> _The task_
Transcribe the records that follow exactly. Skip the pictures.
[start of Task data]
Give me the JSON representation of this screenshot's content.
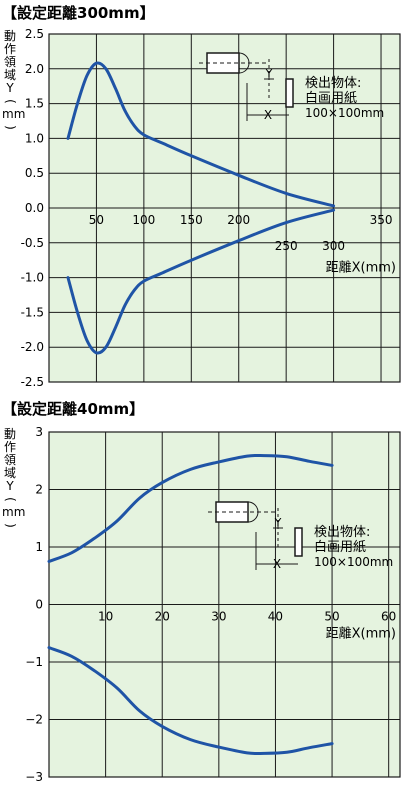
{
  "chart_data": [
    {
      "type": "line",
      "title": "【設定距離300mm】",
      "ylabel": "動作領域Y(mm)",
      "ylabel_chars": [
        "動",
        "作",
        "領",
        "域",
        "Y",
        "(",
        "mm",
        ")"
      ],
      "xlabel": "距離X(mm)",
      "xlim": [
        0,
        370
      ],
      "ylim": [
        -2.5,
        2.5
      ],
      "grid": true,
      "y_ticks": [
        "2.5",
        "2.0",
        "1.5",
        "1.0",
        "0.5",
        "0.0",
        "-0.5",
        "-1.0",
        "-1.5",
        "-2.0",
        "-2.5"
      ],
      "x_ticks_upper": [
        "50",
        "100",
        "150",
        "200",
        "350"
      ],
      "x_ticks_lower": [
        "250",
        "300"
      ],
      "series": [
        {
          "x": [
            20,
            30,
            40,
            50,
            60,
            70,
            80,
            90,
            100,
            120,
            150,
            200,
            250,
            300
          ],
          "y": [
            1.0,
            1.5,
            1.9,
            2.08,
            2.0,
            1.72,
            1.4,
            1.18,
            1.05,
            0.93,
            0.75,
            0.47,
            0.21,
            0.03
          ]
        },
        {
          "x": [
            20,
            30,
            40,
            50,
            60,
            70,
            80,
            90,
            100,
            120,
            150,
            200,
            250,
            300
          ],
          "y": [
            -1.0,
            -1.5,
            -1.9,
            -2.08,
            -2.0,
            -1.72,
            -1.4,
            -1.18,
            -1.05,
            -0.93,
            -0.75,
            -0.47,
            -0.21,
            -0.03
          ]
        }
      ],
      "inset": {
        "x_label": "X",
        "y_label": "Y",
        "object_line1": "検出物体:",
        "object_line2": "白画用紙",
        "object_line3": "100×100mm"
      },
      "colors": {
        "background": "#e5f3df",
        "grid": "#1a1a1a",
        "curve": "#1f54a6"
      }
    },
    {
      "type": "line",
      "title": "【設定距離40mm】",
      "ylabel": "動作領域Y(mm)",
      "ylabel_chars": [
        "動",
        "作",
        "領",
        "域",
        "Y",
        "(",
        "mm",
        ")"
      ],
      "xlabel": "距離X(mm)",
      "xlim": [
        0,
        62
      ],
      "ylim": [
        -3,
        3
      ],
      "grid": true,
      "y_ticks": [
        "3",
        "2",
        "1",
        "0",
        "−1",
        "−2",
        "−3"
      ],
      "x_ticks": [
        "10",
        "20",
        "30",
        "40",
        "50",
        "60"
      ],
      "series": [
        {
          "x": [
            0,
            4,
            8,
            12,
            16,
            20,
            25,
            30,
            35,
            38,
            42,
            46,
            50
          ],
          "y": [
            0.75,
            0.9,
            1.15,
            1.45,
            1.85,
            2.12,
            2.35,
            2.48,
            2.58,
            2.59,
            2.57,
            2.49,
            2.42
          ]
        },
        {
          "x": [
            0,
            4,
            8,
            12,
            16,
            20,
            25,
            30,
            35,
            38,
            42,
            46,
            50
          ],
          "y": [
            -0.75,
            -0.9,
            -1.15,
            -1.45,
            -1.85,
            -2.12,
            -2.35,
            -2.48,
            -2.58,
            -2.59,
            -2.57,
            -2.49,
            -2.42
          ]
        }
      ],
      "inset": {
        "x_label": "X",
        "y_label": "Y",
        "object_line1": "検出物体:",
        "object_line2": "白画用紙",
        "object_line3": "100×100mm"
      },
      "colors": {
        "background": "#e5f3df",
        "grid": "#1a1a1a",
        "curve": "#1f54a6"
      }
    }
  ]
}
[end of Task data]
> _Solution for this task_
Give me the JSON representation of this screenshot's content.
{
  "chart_data": [
    {
      "type": "line",
      "title": "【設定距離300mm】",
      "ylabel": "動作領域Y(mm)",
      "ylabel_chars": [
        "動",
        "作",
        "領",
        "域",
        "Y",
        "(",
        "mm",
        ")"
      ],
      "xlabel": "距離X(mm)",
      "xlim": [
        0,
        370
      ],
      "ylim": [
        -2.5,
        2.5
      ],
      "grid": true,
      "y_ticks": [
        "2.5",
        "2.0",
        "1.5",
        "1.0",
        "0.5",
        "0.0",
        "-0.5",
        "-1.0",
        "-1.5",
        "-2.0",
        "-2.5"
      ],
      "x_ticks_upper": [
        "50",
        "100",
        "150",
        "200",
        "350"
      ],
      "x_ticks_lower": [
        "250",
        "300"
      ],
      "series": [
        {
          "x": [
            20,
            30,
            40,
            50,
            60,
            70,
            80,
            90,
            100,
            120,
            150,
            200,
            250,
            300
          ],
          "y": [
            1.0,
            1.5,
            1.9,
            2.08,
            2.0,
            1.72,
            1.4,
            1.18,
            1.05,
            0.93,
            0.75,
            0.47,
            0.21,
            0.03
          ]
        },
        {
          "x": [
            20,
            30,
            40,
            50,
            60,
            70,
            80,
            90,
            100,
            120,
            150,
            200,
            250,
            300
          ],
          "y": [
            -1.0,
            -1.5,
            -1.9,
            -2.08,
            -2.0,
            -1.72,
            -1.4,
            -1.18,
            -1.05,
            -0.93,
            -0.75,
            -0.47,
            -0.21,
            -0.03
          ]
        }
      ],
      "inset": {
        "x_label": "X",
        "y_label": "Y",
        "object_line1": "検出物体:",
        "object_line2": "白画用紙",
        "object_line3": "100×100mm"
      },
      "colors": {
        "background": "#e5f3df",
        "grid": "#1a1a1a",
        "curve": "#1f54a6"
      }
    },
    {
      "type": "line",
      "title": "【設定距離40mm】",
      "ylabel": "動作領域Y(mm)",
      "ylabel_chars": [
        "動",
        "作",
        "領",
        "域",
        "Y",
        "(",
        "mm",
        ")"
      ],
      "xlabel": "距離X(mm)",
      "xlim": [
        0,
        62
      ],
      "ylim": [
        -3,
        3
      ],
      "grid": true,
      "y_ticks": [
        "3",
        "2",
        "1",
        "0",
        "−1",
        "−2",
        "−3"
      ],
      "x_ticks": [
        "10",
        "20",
        "30",
        "40",
        "50",
        "60"
      ],
      "series": [
        {
          "x": [
            0,
            4,
            8,
            12,
            16,
            20,
            25,
            30,
            35,
            38,
            42,
            46,
            50
          ],
          "y": [
            0.75,
            0.9,
            1.15,
            1.45,
            1.85,
            2.12,
            2.35,
            2.48,
            2.58,
            2.59,
            2.57,
            2.49,
            2.42
          ]
        },
        {
          "x": [
            0,
            4,
            8,
            12,
            16,
            20,
            25,
            30,
            35,
            38,
            42,
            46,
            50
          ],
          "y": [
            -0.75,
            -0.9,
            -1.15,
            -1.45,
            -1.85,
            -2.12,
            -2.35,
            -2.48,
            -2.58,
            -2.59,
            -2.57,
            -2.49,
            -2.42
          ]
        }
      ],
      "inset": {
        "x_label": "X",
        "y_label": "Y",
        "object_line1": "検出物体:",
        "object_line2": "白画用紙",
        "object_line3": "100×100mm"
      },
      "colors": {
        "background": "#e5f3df",
        "grid": "#1a1a1a",
        "curve": "#1f54a6"
      }
    }
  ]
}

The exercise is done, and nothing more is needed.